INSTRUCTION:
Filter the listing and keep only the lines with the word "Sistemi".

-- RAW RECORDS start --

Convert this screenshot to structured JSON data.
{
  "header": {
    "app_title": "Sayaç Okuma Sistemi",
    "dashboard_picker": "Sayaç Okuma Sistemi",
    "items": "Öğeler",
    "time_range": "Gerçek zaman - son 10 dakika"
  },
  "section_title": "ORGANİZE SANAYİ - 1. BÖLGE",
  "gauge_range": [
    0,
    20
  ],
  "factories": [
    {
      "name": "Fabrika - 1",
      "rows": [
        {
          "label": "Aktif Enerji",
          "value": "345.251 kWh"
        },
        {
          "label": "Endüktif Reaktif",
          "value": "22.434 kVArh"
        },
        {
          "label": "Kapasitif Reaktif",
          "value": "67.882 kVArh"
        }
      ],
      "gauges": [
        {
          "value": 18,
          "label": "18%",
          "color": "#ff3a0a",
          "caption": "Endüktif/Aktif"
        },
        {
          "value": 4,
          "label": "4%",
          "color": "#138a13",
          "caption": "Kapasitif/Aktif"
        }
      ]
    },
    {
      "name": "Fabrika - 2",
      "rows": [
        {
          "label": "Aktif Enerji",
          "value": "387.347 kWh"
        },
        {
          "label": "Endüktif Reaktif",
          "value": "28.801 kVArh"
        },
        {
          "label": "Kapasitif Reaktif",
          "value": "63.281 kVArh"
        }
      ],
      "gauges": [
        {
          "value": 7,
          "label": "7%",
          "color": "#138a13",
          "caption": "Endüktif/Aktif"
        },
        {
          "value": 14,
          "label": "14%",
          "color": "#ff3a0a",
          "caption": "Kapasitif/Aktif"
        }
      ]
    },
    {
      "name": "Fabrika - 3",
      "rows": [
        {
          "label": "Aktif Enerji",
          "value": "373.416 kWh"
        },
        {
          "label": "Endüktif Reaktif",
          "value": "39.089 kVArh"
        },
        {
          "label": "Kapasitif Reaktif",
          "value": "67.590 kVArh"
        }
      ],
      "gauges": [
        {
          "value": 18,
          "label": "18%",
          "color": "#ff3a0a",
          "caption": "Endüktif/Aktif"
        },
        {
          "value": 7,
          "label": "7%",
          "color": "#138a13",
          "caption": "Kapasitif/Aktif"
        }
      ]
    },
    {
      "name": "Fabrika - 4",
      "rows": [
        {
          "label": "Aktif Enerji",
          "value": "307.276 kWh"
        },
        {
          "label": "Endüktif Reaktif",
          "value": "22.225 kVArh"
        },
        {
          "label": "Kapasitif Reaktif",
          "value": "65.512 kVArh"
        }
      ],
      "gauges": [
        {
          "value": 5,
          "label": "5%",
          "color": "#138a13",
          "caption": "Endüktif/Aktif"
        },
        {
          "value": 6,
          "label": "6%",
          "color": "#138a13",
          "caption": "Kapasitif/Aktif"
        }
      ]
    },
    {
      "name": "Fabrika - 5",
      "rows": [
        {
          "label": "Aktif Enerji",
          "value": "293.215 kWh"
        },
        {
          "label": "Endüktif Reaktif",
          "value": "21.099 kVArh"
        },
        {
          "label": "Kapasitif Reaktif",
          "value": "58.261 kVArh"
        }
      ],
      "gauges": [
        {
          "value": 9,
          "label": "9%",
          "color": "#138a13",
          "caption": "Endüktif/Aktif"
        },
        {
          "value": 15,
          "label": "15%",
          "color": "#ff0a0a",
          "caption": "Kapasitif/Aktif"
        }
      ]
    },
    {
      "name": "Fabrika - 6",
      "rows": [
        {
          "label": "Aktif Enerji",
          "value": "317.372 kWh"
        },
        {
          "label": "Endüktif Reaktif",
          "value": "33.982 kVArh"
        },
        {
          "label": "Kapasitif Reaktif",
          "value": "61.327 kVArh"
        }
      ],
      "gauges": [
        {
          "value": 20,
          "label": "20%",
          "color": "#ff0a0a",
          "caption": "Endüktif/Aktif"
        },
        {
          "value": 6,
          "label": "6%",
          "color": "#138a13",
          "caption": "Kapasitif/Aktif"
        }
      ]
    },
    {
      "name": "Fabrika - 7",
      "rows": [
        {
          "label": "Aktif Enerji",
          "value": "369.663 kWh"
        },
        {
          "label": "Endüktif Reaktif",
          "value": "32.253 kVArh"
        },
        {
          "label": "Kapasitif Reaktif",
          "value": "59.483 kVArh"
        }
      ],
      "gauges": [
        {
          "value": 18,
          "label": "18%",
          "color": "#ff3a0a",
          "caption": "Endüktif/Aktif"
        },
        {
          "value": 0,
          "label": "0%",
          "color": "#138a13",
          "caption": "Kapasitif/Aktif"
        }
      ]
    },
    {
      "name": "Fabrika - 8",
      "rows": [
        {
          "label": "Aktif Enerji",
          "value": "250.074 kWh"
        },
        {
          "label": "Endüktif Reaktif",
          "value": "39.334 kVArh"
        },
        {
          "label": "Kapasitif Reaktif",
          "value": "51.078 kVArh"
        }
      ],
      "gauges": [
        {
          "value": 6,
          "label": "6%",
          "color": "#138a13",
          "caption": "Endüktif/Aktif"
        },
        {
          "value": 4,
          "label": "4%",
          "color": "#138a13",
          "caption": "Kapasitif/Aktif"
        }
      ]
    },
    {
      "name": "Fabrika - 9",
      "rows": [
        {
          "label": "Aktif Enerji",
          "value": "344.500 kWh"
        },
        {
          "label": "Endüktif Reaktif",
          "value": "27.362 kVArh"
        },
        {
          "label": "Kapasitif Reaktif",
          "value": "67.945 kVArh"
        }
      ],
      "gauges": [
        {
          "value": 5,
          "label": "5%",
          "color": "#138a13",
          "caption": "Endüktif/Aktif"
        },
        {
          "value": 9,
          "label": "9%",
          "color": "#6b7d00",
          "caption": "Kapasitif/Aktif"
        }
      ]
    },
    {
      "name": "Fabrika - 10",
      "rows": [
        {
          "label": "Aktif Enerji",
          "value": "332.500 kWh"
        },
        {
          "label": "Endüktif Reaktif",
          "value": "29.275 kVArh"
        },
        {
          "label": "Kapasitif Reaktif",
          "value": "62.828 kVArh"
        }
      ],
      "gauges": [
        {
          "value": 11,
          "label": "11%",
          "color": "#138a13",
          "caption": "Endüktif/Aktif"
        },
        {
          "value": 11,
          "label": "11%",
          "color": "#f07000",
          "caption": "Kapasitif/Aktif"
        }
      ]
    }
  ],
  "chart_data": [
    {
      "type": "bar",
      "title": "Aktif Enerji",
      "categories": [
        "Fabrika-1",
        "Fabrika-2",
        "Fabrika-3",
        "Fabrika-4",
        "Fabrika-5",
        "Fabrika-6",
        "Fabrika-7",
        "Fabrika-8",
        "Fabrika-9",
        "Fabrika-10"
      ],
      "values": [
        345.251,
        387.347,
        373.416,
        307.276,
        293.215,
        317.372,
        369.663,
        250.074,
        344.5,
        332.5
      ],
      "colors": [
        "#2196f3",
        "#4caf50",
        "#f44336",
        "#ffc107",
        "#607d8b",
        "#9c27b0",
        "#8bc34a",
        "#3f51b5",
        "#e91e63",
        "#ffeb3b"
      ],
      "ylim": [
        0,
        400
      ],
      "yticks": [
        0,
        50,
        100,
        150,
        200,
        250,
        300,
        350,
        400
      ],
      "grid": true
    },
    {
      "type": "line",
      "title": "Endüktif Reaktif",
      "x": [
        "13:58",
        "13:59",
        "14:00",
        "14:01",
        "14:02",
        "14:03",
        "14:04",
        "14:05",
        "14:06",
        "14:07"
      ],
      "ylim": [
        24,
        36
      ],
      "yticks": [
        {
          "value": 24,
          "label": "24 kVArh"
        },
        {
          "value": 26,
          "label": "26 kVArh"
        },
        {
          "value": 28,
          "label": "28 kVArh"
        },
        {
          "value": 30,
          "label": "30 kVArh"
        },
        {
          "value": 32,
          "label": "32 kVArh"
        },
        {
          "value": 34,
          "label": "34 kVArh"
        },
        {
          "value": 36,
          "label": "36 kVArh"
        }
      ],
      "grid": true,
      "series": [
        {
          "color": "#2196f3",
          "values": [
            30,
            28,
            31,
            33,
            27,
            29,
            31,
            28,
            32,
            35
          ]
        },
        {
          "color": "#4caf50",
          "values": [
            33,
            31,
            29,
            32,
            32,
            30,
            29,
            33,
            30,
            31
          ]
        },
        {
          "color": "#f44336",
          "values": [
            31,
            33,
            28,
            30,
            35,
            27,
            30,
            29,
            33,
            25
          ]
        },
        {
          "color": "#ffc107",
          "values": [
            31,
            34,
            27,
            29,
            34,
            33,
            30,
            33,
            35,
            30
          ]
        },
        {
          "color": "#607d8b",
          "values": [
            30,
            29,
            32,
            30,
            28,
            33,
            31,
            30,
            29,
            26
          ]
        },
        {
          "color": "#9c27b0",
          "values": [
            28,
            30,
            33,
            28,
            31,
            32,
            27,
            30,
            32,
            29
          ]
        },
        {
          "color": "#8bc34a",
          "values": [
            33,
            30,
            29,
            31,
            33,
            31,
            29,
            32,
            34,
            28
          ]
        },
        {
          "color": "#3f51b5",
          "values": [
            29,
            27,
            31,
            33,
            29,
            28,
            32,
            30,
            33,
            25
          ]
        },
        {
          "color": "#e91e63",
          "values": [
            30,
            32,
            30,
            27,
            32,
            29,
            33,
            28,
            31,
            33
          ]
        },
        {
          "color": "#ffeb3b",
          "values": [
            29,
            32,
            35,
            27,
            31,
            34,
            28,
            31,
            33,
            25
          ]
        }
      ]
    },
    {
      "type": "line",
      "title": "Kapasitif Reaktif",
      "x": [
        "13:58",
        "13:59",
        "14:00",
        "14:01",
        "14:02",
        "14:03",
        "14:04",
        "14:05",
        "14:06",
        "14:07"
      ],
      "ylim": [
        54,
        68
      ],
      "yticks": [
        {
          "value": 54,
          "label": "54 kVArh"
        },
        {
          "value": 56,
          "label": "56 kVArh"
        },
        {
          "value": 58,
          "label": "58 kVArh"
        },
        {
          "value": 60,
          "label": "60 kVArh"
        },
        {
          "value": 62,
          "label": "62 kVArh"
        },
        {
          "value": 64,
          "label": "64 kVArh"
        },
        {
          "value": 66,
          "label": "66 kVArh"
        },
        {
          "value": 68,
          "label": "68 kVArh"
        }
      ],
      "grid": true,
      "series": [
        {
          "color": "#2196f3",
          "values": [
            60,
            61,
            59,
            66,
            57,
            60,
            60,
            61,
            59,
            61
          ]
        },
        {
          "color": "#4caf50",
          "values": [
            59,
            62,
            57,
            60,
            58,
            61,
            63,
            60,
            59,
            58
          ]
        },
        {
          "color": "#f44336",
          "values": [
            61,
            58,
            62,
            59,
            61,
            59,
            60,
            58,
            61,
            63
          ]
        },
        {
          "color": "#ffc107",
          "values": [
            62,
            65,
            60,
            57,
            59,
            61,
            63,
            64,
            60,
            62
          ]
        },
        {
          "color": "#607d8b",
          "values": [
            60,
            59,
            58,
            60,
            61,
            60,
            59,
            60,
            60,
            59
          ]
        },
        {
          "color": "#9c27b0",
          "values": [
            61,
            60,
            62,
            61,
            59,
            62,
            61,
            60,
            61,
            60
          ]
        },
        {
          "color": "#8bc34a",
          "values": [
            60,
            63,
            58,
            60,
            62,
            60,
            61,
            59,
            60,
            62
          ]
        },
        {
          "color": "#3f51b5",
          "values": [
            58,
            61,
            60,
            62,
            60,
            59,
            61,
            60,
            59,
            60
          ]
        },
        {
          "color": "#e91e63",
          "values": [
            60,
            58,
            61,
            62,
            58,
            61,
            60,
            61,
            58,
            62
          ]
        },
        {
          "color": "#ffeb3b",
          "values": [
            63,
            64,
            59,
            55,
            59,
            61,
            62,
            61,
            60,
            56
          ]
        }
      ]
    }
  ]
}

-- RAW RECORDS end --

IN RESPONSE:
    "app_title": "Sayaç Okuma Sistemi",
    "dashboard_picker": "Sayaç Okuma Sistemi",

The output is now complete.